Direction: State how many lines contain the string "pays", and write nothing else.

[Rows from a dataset]

= = = =

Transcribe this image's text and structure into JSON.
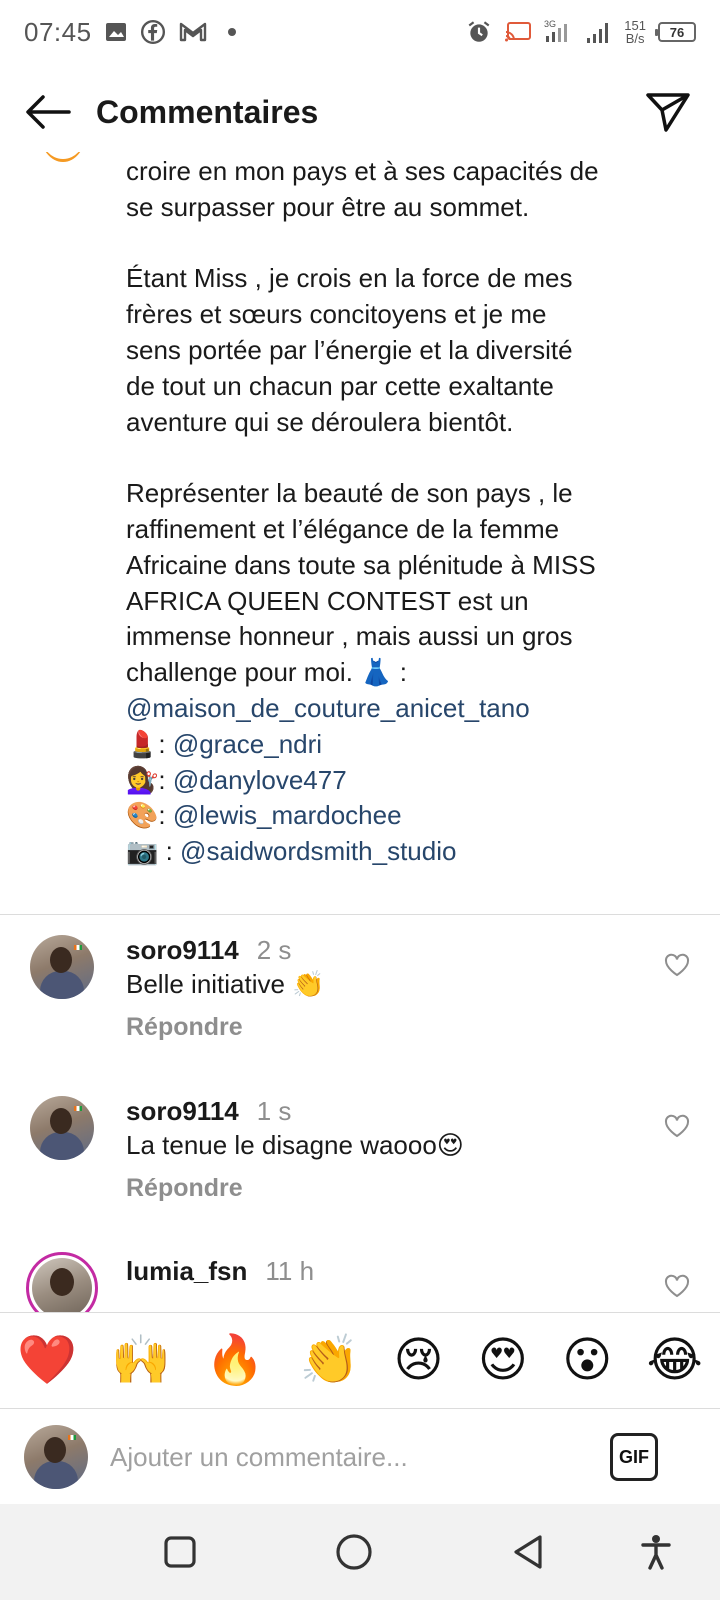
{
  "status_bar": {
    "time": "07:45",
    "net_speed_value": "151",
    "net_speed_unit": "B/s",
    "battery": "76",
    "signal_label": "3G"
  },
  "header": {
    "title": "Commentaires"
  },
  "caption": {
    "lines_block1": "croire en mon pays et à ses capacités de\nse surpasser pour être au sommet.",
    "lines_block2": "Étant Miss , je crois en la force de mes\nfrères et sœurs concitoyens et je me\nsens portée par l’énergie et la diversité\nde tout un chacun par cette exaltante\naventure qui se déroulera bientôt.",
    "lines_block3": "Représenter la beauté de son pays , le\nraffinement et l’élégance de la femme\nAfricaine dans toute sa plénitude à MISS\nAFRICA QUEEN CONTEST est un\nimmense honneur , mais aussi un gros\nchallenge pour moi. 👗 :",
    "credits": [
      {
        "prefix": "",
        "mention": "@maison_de_couture_anicet_tano"
      },
      {
        "prefix": "💄: ",
        "mention": "@grace_ndri"
      },
      {
        "prefix": "💇‍♀️: ",
        "mention": "@danylove477"
      },
      {
        "prefix": "🎨: ",
        "mention": "@lewis_mardochee"
      },
      {
        "prefix": "📷 : ",
        "mention": "@saidwordsmith_studio"
      }
    ]
  },
  "comments": [
    {
      "username": "soro9114",
      "time": "2 s",
      "text": "Belle initiative 👏",
      "reply": "Répondre"
    },
    {
      "username": "soro9114",
      "time": "1 s",
      "text": "La tenue le disagne waooo😍",
      "reply": "Répondre"
    },
    {
      "username": "lumia_fsn",
      "time": "11 h",
      "text": "",
      "reply": ""
    }
  ],
  "emoji_bar": [
    "❤️",
    "🙌",
    "🔥",
    "👏",
    "😢",
    "😍",
    "😮",
    "😂"
  ],
  "add_comment": {
    "placeholder": "Ajouter un commentaire...",
    "gif_label": "GIF"
  },
  "colors": {
    "mention": "#27466b",
    "secondary_text": "#8e8e8e",
    "story_ring": "#c32aa3"
  }
}
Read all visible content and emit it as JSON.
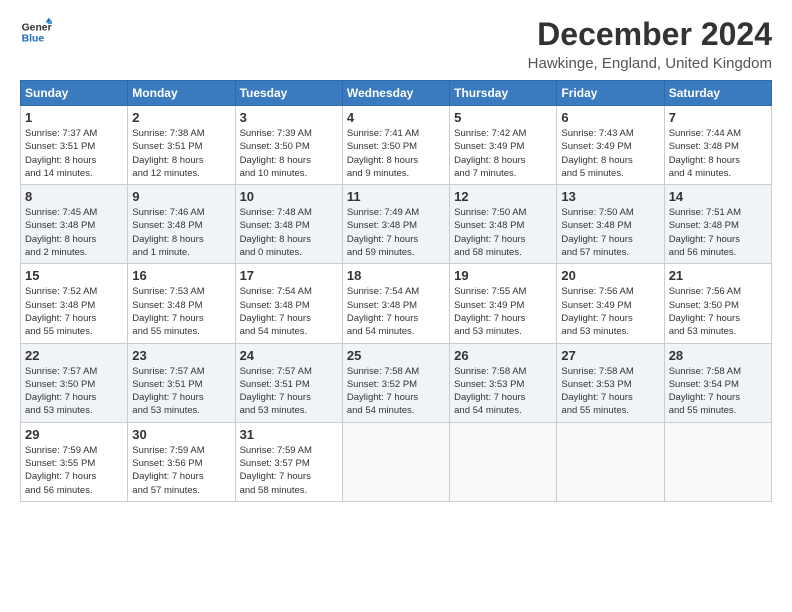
{
  "header": {
    "logo_line1": "General",
    "logo_line2": "Blue",
    "title": "December 2024",
    "location": "Hawkinge, England, United Kingdom"
  },
  "days_of_week": [
    "Sunday",
    "Monday",
    "Tuesday",
    "Wednesday",
    "Thursday",
    "Friday",
    "Saturday"
  ],
  "weeks": [
    [
      {
        "day": "1",
        "lines": [
          "Sunrise: 7:37 AM",
          "Sunset: 3:51 PM",
          "Daylight: 8 hours",
          "and 14 minutes."
        ]
      },
      {
        "day": "2",
        "lines": [
          "Sunrise: 7:38 AM",
          "Sunset: 3:51 PM",
          "Daylight: 8 hours",
          "and 12 minutes."
        ]
      },
      {
        "day": "3",
        "lines": [
          "Sunrise: 7:39 AM",
          "Sunset: 3:50 PM",
          "Daylight: 8 hours",
          "and 10 minutes."
        ]
      },
      {
        "day": "4",
        "lines": [
          "Sunrise: 7:41 AM",
          "Sunset: 3:50 PM",
          "Daylight: 8 hours",
          "and 9 minutes."
        ]
      },
      {
        "day": "5",
        "lines": [
          "Sunrise: 7:42 AM",
          "Sunset: 3:49 PM",
          "Daylight: 8 hours",
          "and 7 minutes."
        ]
      },
      {
        "day": "6",
        "lines": [
          "Sunrise: 7:43 AM",
          "Sunset: 3:49 PM",
          "Daylight: 8 hours",
          "and 5 minutes."
        ]
      },
      {
        "day": "7",
        "lines": [
          "Sunrise: 7:44 AM",
          "Sunset: 3:48 PM",
          "Daylight: 8 hours",
          "and 4 minutes."
        ]
      }
    ],
    [
      {
        "day": "8",
        "lines": [
          "Sunrise: 7:45 AM",
          "Sunset: 3:48 PM",
          "Daylight: 8 hours",
          "and 2 minutes."
        ]
      },
      {
        "day": "9",
        "lines": [
          "Sunrise: 7:46 AM",
          "Sunset: 3:48 PM",
          "Daylight: 8 hours",
          "and 1 minute."
        ]
      },
      {
        "day": "10",
        "lines": [
          "Sunrise: 7:48 AM",
          "Sunset: 3:48 PM",
          "Daylight: 8 hours",
          "and 0 minutes."
        ]
      },
      {
        "day": "11",
        "lines": [
          "Sunrise: 7:49 AM",
          "Sunset: 3:48 PM",
          "Daylight: 7 hours",
          "and 59 minutes."
        ]
      },
      {
        "day": "12",
        "lines": [
          "Sunrise: 7:50 AM",
          "Sunset: 3:48 PM",
          "Daylight: 7 hours",
          "and 58 minutes."
        ]
      },
      {
        "day": "13",
        "lines": [
          "Sunrise: 7:50 AM",
          "Sunset: 3:48 PM",
          "Daylight: 7 hours",
          "and 57 minutes."
        ]
      },
      {
        "day": "14",
        "lines": [
          "Sunrise: 7:51 AM",
          "Sunset: 3:48 PM",
          "Daylight: 7 hours",
          "and 56 minutes."
        ]
      }
    ],
    [
      {
        "day": "15",
        "lines": [
          "Sunrise: 7:52 AM",
          "Sunset: 3:48 PM",
          "Daylight: 7 hours",
          "and 55 minutes."
        ]
      },
      {
        "day": "16",
        "lines": [
          "Sunrise: 7:53 AM",
          "Sunset: 3:48 PM",
          "Daylight: 7 hours",
          "and 55 minutes."
        ]
      },
      {
        "day": "17",
        "lines": [
          "Sunrise: 7:54 AM",
          "Sunset: 3:48 PM",
          "Daylight: 7 hours",
          "and 54 minutes."
        ]
      },
      {
        "day": "18",
        "lines": [
          "Sunrise: 7:54 AM",
          "Sunset: 3:48 PM",
          "Daylight: 7 hours",
          "and 54 minutes."
        ]
      },
      {
        "day": "19",
        "lines": [
          "Sunrise: 7:55 AM",
          "Sunset: 3:49 PM",
          "Daylight: 7 hours",
          "and 53 minutes."
        ]
      },
      {
        "day": "20",
        "lines": [
          "Sunrise: 7:56 AM",
          "Sunset: 3:49 PM",
          "Daylight: 7 hours",
          "and 53 minutes."
        ]
      },
      {
        "day": "21",
        "lines": [
          "Sunrise: 7:56 AM",
          "Sunset: 3:50 PM",
          "Daylight: 7 hours",
          "and 53 minutes."
        ]
      }
    ],
    [
      {
        "day": "22",
        "lines": [
          "Sunrise: 7:57 AM",
          "Sunset: 3:50 PM",
          "Daylight: 7 hours",
          "and 53 minutes."
        ]
      },
      {
        "day": "23",
        "lines": [
          "Sunrise: 7:57 AM",
          "Sunset: 3:51 PM",
          "Daylight: 7 hours",
          "and 53 minutes."
        ]
      },
      {
        "day": "24",
        "lines": [
          "Sunrise: 7:57 AM",
          "Sunset: 3:51 PM",
          "Daylight: 7 hours",
          "and 53 minutes."
        ]
      },
      {
        "day": "25",
        "lines": [
          "Sunrise: 7:58 AM",
          "Sunset: 3:52 PM",
          "Daylight: 7 hours",
          "and 54 minutes."
        ]
      },
      {
        "day": "26",
        "lines": [
          "Sunrise: 7:58 AM",
          "Sunset: 3:53 PM",
          "Daylight: 7 hours",
          "and 54 minutes."
        ]
      },
      {
        "day": "27",
        "lines": [
          "Sunrise: 7:58 AM",
          "Sunset: 3:53 PM",
          "Daylight: 7 hours",
          "and 55 minutes."
        ]
      },
      {
        "day": "28",
        "lines": [
          "Sunrise: 7:58 AM",
          "Sunset: 3:54 PM",
          "Daylight: 7 hours",
          "and 55 minutes."
        ]
      }
    ],
    [
      {
        "day": "29",
        "lines": [
          "Sunrise: 7:59 AM",
          "Sunset: 3:55 PM",
          "Daylight: 7 hours",
          "and 56 minutes."
        ]
      },
      {
        "day": "30",
        "lines": [
          "Sunrise: 7:59 AM",
          "Sunset: 3:56 PM",
          "Daylight: 7 hours",
          "and 57 minutes."
        ]
      },
      {
        "day": "31",
        "lines": [
          "Sunrise: 7:59 AM",
          "Sunset: 3:57 PM",
          "Daylight: 7 hours",
          "and 58 minutes."
        ]
      },
      null,
      null,
      null,
      null
    ]
  ]
}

= = = =

Full answer: 2